• [Document extract]:
>>>

The guilt and confusion that came with being a young, clueless soldier in Vietnam.
O’Brien, himself a soldier in Vietnam, and having written several nonfiction books about his time there, obviously pours himself into the book. The short vignettes that comprise the rest of the book are set mostly in Vietnam, but one follows a young man—a young man named Tim O’Brien—who sets off for the Canadian border hoping to escape the draft, but ends up lacking the courage to bail for real. You wonder what might be real and what might not. Several chapters address this directly; notably, “How to Tell a True War Story,” which begins, “This is true,” and which I maybe believe and maybe don’t, and “Good Form,” which implores, “I want you to feel what I felt. I want you to know why story-truth is truer sometimes than happening-truth.” As a novelist, I understand what he means, completely and unquestionably. That’s how novelists live; that’s what they swear by. You lie to tell a greater truth, and, within the context of the book, people believe those lies, and they walk away recognizing those lies as such but clutching that greater truth in their place.
But what was the greater truth here? O’Brien says repeatedly that no real war story should have a moral, and that if it does, it isn’t true. War is senseless, he says. War is weird. War makes people do things, become people, that they aren’t. True war stories don’t give people a new view of the world. They just make people cringe. So tell me, what was the truth? What did I walk away from it with? When everything is laid out on the table, I don’t need to dig, and I read to get my hands dirty. I love to dig. This book made some excellent points, and it was phenomenally written. The blurring of fact and fiction was at times frustrating, but after I learned to take everything I read at face value, even the corrections and supposed truths which supplemented the supposed lies, it was the right choice for the book.

<<<

• [Work instructions]:
Extend the book review of Tim O'Brien's Vietnam stories, starting after its final sentence.

• [Entries]:
>>>

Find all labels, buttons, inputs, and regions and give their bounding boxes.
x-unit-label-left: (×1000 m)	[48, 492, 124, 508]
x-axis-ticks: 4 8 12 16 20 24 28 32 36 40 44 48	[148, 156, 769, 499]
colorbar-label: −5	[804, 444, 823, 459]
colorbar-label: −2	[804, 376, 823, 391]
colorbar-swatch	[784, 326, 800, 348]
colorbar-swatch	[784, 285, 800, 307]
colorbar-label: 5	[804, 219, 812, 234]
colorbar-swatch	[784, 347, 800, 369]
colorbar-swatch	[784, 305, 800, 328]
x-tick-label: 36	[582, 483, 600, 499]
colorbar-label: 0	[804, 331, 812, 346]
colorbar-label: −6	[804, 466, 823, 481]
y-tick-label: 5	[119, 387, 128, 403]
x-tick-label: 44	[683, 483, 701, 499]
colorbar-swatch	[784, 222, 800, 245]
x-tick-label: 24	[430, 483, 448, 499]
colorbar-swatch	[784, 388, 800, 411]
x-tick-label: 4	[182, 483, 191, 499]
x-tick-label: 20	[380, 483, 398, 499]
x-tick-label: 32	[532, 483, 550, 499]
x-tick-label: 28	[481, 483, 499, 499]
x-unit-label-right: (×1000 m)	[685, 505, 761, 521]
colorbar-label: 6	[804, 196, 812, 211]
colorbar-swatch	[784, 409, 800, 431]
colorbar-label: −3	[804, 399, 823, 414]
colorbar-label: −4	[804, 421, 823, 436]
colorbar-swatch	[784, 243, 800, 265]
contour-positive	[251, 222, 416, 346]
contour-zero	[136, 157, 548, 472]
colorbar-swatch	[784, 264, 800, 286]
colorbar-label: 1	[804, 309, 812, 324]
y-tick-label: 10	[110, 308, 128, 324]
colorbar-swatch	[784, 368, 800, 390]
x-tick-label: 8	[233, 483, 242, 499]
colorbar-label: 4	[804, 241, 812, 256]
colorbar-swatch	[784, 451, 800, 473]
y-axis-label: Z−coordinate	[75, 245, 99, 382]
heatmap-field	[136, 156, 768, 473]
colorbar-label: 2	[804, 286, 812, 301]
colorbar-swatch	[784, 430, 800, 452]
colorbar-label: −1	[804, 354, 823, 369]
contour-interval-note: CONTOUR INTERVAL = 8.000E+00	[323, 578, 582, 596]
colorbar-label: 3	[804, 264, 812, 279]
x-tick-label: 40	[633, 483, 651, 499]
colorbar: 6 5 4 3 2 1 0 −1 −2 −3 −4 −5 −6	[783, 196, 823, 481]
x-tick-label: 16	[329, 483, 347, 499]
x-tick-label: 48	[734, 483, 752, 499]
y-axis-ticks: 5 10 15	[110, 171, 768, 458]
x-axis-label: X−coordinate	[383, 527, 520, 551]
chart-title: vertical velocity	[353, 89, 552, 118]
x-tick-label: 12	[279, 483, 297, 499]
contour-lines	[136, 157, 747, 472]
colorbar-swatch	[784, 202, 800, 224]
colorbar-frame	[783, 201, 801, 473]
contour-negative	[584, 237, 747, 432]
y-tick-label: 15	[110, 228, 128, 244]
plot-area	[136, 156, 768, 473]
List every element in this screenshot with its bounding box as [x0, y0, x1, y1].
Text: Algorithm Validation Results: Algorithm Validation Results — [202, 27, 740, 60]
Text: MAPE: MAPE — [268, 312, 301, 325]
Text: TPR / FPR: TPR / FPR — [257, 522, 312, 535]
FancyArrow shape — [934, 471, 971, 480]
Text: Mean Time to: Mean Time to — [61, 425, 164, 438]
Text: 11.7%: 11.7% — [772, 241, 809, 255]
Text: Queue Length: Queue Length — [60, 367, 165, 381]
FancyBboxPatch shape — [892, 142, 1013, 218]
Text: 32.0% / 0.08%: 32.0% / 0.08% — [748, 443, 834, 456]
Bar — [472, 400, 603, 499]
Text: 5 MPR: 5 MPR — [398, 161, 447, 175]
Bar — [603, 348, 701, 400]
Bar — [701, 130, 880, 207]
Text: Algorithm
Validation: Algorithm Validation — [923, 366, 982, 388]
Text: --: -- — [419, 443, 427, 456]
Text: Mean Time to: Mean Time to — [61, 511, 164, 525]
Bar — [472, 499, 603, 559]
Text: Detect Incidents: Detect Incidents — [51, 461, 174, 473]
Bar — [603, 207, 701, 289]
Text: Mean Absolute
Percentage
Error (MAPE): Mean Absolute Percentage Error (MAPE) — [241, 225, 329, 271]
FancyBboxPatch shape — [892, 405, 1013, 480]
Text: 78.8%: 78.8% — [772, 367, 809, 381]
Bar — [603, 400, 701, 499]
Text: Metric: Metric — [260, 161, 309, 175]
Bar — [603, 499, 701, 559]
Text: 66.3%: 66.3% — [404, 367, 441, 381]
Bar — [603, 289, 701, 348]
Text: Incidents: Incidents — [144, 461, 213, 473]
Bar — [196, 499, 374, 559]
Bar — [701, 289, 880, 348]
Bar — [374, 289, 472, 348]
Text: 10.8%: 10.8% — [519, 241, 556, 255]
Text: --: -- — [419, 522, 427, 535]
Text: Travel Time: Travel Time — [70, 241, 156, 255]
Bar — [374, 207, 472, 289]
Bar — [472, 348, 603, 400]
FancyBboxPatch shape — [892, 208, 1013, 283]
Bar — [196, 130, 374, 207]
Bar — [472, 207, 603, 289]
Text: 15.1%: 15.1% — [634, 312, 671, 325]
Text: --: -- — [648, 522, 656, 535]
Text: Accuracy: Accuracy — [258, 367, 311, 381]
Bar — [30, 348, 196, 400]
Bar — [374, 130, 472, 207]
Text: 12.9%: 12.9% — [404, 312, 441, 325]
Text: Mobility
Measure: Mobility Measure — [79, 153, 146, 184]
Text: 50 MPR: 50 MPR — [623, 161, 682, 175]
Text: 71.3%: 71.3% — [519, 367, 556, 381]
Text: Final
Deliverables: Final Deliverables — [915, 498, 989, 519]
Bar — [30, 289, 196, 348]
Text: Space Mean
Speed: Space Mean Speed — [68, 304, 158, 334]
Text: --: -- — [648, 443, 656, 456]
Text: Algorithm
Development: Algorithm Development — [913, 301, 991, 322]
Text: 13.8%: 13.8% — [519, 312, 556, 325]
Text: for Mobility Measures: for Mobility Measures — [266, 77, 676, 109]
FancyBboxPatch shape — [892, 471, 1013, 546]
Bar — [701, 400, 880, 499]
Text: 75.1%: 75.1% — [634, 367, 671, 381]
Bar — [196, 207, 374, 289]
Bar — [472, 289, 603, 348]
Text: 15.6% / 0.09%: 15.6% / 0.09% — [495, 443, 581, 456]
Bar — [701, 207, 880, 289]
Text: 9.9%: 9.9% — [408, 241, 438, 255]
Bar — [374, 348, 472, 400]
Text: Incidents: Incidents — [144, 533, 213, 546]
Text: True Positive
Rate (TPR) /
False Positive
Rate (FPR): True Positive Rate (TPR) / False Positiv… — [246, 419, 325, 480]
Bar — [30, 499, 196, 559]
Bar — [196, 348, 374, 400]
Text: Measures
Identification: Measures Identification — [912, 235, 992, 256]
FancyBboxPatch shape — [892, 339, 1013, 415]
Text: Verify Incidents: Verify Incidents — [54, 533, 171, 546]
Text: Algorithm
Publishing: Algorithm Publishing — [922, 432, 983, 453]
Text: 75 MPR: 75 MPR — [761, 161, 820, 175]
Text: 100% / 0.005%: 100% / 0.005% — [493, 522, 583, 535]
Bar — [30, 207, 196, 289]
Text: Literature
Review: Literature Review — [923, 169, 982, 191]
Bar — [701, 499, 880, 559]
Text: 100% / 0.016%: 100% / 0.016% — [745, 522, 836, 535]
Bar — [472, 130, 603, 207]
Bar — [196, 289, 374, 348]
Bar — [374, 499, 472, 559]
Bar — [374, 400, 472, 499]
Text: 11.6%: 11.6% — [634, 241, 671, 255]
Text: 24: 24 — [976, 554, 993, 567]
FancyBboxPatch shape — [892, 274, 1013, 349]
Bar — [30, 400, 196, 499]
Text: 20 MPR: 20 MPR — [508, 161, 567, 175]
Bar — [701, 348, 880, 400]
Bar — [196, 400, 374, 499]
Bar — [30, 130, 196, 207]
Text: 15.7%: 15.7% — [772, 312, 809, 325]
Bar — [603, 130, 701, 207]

<<<

• [Solved problem]:
My only other gripe about the book had to do with the lack of continuity in the storylines. I understood that it was really just a collection of vignettes, a collection of “true war lies,” as I’ve dubbed them. But to really understand a character, and to come to truly care about him, you need to see his everyday life. The most stable and continuous character in the book was Tim, the only one you saw before departure for Vietnam. It was after his draft notice, though, and he was running for his life and for his values. The book deals only briefly with his return from Vietnam. In any novel, but particularly, I think, a war novel, one needs to see the monotony of the before, the excruciation and occasional beauty of the during, and the irreducible change of the after. The before was undersized, the during choppy, and the after interesting only in the story of one of O’Brien’s comrades. I could appreciate the stories for what they were, but I could never really get inside the people and see it through their eyes.
Maybe that was the point. You can’t understand unless you’ve been there.